What you have to do:
Reproduce all of the records exactly.

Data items
══════

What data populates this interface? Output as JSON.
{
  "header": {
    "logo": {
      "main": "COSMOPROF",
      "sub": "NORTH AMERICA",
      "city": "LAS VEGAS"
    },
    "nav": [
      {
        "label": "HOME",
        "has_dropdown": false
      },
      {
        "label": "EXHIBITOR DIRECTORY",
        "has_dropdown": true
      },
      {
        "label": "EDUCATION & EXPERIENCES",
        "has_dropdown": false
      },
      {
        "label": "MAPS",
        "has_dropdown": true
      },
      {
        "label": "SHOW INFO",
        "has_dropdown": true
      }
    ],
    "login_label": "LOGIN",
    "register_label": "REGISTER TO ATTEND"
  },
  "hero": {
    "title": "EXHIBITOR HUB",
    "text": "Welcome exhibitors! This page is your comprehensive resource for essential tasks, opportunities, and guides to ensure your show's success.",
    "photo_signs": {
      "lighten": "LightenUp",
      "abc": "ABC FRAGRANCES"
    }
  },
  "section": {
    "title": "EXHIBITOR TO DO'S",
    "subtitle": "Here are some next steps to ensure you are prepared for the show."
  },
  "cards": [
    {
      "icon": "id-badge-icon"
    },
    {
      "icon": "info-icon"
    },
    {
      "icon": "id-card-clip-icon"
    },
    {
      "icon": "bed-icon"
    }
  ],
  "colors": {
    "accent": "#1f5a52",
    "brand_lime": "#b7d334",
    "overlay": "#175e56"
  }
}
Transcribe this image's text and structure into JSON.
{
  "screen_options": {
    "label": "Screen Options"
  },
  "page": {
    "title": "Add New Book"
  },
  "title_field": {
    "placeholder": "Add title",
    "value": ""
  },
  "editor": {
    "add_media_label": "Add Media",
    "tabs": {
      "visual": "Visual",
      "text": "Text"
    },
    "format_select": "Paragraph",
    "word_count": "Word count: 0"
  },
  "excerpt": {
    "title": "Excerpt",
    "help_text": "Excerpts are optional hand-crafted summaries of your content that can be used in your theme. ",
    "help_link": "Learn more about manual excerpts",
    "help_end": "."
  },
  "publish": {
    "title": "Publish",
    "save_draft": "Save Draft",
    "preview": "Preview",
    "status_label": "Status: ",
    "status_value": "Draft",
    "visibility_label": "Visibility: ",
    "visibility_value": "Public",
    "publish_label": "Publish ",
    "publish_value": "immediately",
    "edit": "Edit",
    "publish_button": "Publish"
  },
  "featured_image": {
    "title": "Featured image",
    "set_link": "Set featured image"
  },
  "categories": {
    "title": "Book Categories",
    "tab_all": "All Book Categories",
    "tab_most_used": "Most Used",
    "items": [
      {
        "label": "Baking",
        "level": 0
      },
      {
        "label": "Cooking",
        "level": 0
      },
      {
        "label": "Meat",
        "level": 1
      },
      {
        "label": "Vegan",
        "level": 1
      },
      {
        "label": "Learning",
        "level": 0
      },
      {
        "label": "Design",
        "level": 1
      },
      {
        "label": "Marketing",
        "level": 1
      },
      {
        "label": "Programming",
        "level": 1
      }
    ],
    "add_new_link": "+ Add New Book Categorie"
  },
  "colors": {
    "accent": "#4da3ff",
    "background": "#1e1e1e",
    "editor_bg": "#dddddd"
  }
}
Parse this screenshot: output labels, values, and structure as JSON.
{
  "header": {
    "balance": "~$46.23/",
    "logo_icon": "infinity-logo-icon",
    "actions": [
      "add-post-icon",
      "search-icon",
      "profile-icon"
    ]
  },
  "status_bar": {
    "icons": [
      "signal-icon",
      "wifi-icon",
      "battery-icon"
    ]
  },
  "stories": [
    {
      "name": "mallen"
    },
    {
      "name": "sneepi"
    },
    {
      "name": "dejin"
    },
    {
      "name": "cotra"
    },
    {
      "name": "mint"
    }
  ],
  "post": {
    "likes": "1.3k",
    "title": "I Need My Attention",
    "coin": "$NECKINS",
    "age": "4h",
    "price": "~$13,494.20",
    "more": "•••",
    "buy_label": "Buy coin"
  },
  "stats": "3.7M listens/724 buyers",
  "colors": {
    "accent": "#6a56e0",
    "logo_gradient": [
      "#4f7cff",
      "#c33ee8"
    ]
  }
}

══════

Reply to the task:
What data populates this interface? Output as JSON.
{
  "header": {
    "logo": {
      "main": "COSMOPROF",
      "sub": "NORTH AMERICA",
      "city": "LAS VEGAS"
    },
    "nav": [
      {
        "label": "HOME",
        "has_dropdown": false
      },
      {
        "label": "EXHIBITOR DIRECTORY",
        "has_dropdown": true
      },
      {
        "label": "EDUCATION & EXPERIENCES",
        "has_dropdown": false
      },
      {
        "label": "MAPS",
        "has_dropdown": true
      },
      {
        "label": "SHOW INFO",
        "has_dropdown": true
      }
    ],
    "login_label": "LOGIN",
    "register_label": "REGISTER TO ATTEND"
  },
  "hero": {
    "title": "EXHIBITOR HUB",
    "text": "Welcome exhibitors! This page is your comprehensive resource for essential tasks, opportunities, and guides to ensure your show's success.",
    "photo_signs": {
      "lighten": "LightenUp",
      "abc": "ABC FRAGRANCES"
    }
  },
  "section": {
    "title": "EXHIBITOR TO DO'S",
    "subtitle": "Here are some next steps to ensure you are prepared for the show."
  },
  "cards": [
    {
      "icon": "id-badge-icon"
    },
    {
      "icon": "info-icon"
    },
    {
      "icon": "id-card-clip-icon"
    },
    {
      "icon": "bed-icon"
    }
  ],
  "colors": {
    "accent": "#1f5a52",
    "brand_lime": "#b7d334",
    "overlay": "#175e56"
  }
}
Transcribe this image's text and structure into JSON.
{
  "screen_options": {
    "label": "Screen Options"
  },
  "page": {
    "title": "Add New Book"
  },
  "title_field": {
    "placeholder": "Add title",
    "value": ""
  },
  "editor": {
    "add_media_label": "Add Media",
    "tabs": {
      "visual": "Visual",
      "text": "Text"
    },
    "format_select": "Paragraph",
    "word_count": "Word count: 0"
  },
  "excerpt": {
    "title": "Excerpt",
    "help_text": "Excerpts are optional hand-crafted summaries of your content that can be used in your theme. ",
    "help_link": "Learn more about manual excerpts",
    "help_end": "."
  },
  "publish": {
    "title": "Publish",
    "save_draft": "Save Draft",
    "preview": "Preview",
    "status_label": "Status: ",
    "status_value": "Draft",
    "visibility_label": "Visibility: ",
    "visibility_value": "Public",
    "publish_label": "Publish ",
    "publish_value": "immediately",
    "edit": "Edit",
    "publish_button": "Publish"
  },
  "featured_image": {
    "title": "Featured image",
    "set_link": "Set featured image"
  },
  "categories": {
    "title": "Book Categories",
    "tab_all": "All Book Categories",
    "tab_most_used": "Most Used",
    "items": [
      {
        "label": "Baking",
        "level": 0
      },
      {
        "label": "Cooking",
        "level": 0
      },
      {
        "label": "Meat",
        "level": 1
      },
      {
        "label": "Vegan",
        "level": 1
      },
      {
        "label": "Learning",
        "level": 0
      },
      {
        "label": "Design",
        "level": 1
      },
      {
        "label": "Marketing",
        "level": 1
      },
      {
        "label": "Programming",
        "level": 1
      }
    ],
    "add_new_link": "+ Add New Book Categorie"
  },
  "colors": {
    "accent": "#4da3ff",
    "background": "#1e1e1e",
    "editor_bg": "#dddddd"
  }
}
Parse this screenshot: output labels, values, and structure as JSON.
{
  "header": {
    "balance": "~$46.23/",
    "logo_icon": "infinity-logo-icon",
    "actions": [
      "add-post-icon",
      "search-icon",
      "profile-icon"
    ]
  },
  "status_bar": {
    "icons": [
      "signal-icon",
      "wifi-icon",
      "battery-icon"
    ]
  },
  "stories": [
    {
      "name": "mallen"
    },
    {
      "name": "sneepi"
    },
    {
      "name": "dejin"
    },
    {
      "name": "cotra"
    },
    {
      "name": "mint"
    }
  ],
  "post": {
    "likes": "1.3k",
    "title": "I Need My Attention",
    "coin": "$NECKINS",
    "age": "4h",
    "price": "~$13,494.20",
    "more": "•••",
    "buy_label": "Buy coin"
  },
  "stats": "3.7M listens/724 buyers",
  "colors": {
    "accent": "#6a56e0",
    "logo_gradient": [
      "#4f7cff",
      "#c33ee8"
    ]
  }
}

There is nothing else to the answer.